• EXERCISE PROMPT: Reproduce the records below exactly as they appear.

--- Start MATERIAL FOR THIS EXERCISE ---

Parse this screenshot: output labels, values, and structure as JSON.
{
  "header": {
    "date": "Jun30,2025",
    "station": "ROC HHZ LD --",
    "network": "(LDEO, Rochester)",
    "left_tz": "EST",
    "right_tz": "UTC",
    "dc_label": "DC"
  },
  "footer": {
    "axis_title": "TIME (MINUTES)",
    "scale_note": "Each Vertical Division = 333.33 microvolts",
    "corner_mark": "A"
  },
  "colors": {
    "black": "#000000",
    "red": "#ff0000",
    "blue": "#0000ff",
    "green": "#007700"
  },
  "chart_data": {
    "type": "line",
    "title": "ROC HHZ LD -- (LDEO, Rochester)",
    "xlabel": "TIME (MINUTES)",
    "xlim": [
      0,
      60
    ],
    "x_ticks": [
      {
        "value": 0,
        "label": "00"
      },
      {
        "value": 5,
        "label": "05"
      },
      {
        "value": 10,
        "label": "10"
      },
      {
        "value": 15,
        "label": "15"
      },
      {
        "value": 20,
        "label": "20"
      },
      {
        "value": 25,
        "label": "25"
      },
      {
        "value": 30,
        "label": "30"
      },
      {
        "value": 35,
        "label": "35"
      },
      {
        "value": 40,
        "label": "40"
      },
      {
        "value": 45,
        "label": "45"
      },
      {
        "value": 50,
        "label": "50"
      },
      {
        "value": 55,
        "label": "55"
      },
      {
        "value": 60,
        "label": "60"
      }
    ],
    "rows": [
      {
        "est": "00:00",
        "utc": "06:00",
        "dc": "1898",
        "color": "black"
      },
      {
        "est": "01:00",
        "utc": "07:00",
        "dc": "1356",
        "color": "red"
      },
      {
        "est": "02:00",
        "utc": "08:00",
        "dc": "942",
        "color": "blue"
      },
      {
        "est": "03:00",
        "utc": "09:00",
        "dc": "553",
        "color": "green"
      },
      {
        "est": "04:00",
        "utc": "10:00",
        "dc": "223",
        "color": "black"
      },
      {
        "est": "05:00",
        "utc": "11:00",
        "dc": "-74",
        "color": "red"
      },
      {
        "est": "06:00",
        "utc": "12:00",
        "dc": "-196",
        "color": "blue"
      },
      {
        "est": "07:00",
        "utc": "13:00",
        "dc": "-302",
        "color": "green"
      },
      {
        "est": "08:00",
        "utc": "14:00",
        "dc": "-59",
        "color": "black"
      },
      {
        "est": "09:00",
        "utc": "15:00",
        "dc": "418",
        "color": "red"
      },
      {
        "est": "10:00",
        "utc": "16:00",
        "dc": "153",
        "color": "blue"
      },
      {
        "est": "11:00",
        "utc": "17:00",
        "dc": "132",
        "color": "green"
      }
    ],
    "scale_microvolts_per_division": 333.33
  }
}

--- End MATERIAL FOR THIS EXERCISE ---

• EXERCISE ANSWER:
Parse this screenshot: output labels, values, and structure as JSON.
{
  "header": {
    "date": "Jun30,2025",
    "station": "ROC HHZ LD --",
    "network": "(LDEO, Rochester)",
    "left_tz": "EST",
    "right_tz": "UTC",
    "dc_label": "DC"
  },
  "footer": {
    "axis_title": "TIME (MINUTES)",
    "scale_note": "Each Vertical Division = 333.33 microvolts",
    "corner_mark": "A"
  },
  "colors": {
    "black": "#000000",
    "red": "#ff0000",
    "blue": "#0000ff",
    "green": "#007700"
  },
  "chart_data": {
    "type": "line",
    "title": "ROC HHZ LD -- (LDEO, Rochester)",
    "xlabel": "TIME (MINUTES)",
    "xlim": [
      0,
      60
    ],
    "x_ticks": [
      {
        "value": 0,
        "label": "00"
      },
      {
        "value": 5,
        "label": "05"
      },
      {
        "value": 10,
        "label": "10"
      },
      {
        "value": 15,
        "label": "15"
      },
      {
        "value": 20,
        "label": "20"
      },
      {
        "value": 25,
        "label": "25"
      },
      {
        "value": 30,
        "label": "30"
      },
      {
        "value": 35,
        "label": "35"
      },
      {
        "value": 40,
        "label": "40"
      },
      {
        "value": 45,
        "label": "45"
      },
      {
        "value": 50,
        "label": "50"
      },
      {
        "value": 55,
        "label": "55"
      },
      {
        "value": 60,
        "label": "60"
      }
    ],
    "rows": [
      {
        "est": "00:00",
        "utc": "06:00",
        "dc": "1898",
        "color": "black"
      },
      {
        "est": "01:00",
        "utc": "07:00",
        "dc": "1356",
        "color": "red"
      },
      {
        "est": "02:00",
        "utc": "08:00",
        "dc": "942",
        "color": "blue"
      },
      {
        "est": "03:00",
        "utc": "09:00",
        "dc": "553",
        "color": "green"
      },
      {
        "est": "04:00",
        "utc": "10:00",
        "dc": "223",
        "color": "black"
      },
      {
        "est": "05:00",
        "utc": "11:00",
        "dc": "-74",
        "color": "red"
      },
      {
        "est": "06:00",
        "utc": "12:00",
        "dc": "-196",
        "color": "blue"
      },
      {
        "est": "07:00",
        "utc": "13:00",
        "dc": "-302",
        "color": "green"
      },
      {
        "est": "08:00",
        "utc": "14:00",
        "dc": "-59",
        "color": "black"
      },
      {
        "est": "09:00",
        "utc": "15:00",
        "dc": "418",
        "color": "red"
      },
      {
        "est": "10:00",
        "utc": "16:00",
        "dc": "153",
        "color": "blue"
      },
      {
        "est": "11:00",
        "utc": "17:00",
        "dc": "132",
        "color": "green"
      }
    ],
    "scale_microvolts_per_division": 333.33
  }
}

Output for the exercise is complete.